Work instructions: Search the records for the word "JSON" and report each line that has it.

BEGIN

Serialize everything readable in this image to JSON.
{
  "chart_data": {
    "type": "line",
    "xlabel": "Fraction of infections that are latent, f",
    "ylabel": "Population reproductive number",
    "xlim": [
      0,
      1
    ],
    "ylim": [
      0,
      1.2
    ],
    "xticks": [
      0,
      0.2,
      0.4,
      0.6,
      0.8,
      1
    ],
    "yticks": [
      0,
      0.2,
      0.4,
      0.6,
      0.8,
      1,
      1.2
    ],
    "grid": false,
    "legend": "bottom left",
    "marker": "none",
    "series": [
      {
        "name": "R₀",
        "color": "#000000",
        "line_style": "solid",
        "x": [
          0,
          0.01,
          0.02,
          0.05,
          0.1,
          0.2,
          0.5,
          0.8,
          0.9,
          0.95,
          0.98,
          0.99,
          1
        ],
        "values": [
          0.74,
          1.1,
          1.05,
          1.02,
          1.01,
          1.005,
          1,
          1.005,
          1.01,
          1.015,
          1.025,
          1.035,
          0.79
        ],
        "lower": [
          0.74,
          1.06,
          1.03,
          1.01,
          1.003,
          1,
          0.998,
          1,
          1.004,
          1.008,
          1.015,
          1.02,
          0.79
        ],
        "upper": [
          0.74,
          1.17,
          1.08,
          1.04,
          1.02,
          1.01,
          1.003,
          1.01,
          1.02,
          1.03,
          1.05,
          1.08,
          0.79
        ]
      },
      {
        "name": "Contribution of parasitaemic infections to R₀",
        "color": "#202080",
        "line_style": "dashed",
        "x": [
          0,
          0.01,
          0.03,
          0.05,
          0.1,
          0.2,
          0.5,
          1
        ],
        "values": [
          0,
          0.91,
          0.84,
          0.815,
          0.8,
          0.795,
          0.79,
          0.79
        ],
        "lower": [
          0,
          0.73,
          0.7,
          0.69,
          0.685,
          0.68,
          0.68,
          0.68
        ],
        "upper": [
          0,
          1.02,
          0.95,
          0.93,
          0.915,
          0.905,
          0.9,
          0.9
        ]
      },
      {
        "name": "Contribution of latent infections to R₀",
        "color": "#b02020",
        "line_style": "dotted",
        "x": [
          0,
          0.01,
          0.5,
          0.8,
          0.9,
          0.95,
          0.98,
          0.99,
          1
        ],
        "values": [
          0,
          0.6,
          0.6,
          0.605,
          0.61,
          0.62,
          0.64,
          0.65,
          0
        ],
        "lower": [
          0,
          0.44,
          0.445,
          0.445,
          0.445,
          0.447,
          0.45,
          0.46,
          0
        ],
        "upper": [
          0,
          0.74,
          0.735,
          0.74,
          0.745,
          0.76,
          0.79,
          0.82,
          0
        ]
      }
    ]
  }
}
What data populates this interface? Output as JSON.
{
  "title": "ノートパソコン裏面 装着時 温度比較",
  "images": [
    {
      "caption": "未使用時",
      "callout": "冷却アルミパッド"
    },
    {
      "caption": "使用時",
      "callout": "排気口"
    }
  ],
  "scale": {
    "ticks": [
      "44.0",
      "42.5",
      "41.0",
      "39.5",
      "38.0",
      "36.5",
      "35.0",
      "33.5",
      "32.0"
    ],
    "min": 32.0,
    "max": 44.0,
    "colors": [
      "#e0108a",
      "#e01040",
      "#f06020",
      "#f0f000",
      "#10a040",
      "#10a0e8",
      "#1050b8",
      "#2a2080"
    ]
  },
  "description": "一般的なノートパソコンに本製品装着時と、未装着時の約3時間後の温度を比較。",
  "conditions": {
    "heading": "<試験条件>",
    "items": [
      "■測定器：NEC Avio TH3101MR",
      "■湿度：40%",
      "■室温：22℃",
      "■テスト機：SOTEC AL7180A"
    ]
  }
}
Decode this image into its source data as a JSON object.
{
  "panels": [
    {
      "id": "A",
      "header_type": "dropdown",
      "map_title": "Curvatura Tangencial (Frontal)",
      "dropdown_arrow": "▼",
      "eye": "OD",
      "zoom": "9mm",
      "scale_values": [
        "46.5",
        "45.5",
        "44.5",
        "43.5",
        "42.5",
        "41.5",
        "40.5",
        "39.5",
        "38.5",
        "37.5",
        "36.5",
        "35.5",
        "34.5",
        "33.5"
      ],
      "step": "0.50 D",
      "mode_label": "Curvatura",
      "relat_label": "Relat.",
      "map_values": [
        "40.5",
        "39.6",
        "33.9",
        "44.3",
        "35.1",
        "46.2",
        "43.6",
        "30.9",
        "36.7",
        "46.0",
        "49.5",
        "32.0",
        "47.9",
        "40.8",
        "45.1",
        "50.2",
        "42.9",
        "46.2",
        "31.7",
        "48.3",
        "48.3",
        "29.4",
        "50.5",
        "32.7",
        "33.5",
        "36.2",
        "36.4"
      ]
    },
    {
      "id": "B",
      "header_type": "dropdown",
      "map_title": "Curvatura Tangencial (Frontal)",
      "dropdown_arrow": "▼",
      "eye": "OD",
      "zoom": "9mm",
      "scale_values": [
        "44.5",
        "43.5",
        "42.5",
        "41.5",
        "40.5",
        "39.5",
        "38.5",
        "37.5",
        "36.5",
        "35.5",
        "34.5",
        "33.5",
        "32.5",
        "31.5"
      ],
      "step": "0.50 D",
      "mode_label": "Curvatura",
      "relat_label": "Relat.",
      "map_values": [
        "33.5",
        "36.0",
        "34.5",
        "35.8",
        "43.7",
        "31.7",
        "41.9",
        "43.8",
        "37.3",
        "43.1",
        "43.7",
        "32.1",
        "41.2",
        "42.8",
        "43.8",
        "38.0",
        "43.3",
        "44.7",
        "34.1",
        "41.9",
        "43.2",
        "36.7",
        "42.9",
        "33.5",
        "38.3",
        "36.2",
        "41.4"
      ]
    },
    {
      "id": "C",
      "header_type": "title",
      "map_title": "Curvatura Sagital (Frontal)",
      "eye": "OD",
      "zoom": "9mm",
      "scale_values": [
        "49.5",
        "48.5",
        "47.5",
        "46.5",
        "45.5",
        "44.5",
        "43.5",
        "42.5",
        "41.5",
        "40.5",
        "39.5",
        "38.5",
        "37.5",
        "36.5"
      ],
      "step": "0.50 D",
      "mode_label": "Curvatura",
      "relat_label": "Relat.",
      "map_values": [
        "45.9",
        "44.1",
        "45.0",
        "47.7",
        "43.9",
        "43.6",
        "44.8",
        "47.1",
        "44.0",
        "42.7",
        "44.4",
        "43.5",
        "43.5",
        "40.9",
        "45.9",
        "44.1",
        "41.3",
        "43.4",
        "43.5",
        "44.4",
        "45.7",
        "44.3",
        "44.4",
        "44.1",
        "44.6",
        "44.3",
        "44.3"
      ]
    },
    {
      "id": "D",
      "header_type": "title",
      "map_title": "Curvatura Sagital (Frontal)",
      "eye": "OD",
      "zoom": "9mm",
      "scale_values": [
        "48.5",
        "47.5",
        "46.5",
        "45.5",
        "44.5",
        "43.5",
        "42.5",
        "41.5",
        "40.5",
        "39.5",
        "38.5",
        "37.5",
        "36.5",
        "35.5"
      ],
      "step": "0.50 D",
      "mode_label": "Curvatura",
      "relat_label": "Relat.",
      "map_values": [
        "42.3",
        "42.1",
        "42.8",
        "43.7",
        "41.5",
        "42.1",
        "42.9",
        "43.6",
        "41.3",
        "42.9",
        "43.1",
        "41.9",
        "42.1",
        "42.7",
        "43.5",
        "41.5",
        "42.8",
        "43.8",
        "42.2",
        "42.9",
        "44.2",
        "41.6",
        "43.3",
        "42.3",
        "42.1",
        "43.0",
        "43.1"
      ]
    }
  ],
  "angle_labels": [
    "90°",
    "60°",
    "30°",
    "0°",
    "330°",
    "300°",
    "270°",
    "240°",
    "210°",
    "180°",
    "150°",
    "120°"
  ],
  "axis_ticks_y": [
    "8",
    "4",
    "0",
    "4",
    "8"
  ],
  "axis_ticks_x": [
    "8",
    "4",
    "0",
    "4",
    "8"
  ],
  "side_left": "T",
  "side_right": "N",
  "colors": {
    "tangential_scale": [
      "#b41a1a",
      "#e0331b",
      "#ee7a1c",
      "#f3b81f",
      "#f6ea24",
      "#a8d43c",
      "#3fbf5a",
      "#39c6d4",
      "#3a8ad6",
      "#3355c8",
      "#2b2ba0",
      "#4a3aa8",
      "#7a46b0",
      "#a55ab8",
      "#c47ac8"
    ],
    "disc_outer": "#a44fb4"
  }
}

END

Worked answer:
Serialize everything readable in this image to JSON.
What data populates this interface? Output as JSON.
Decode this image into its source data as a JSON object.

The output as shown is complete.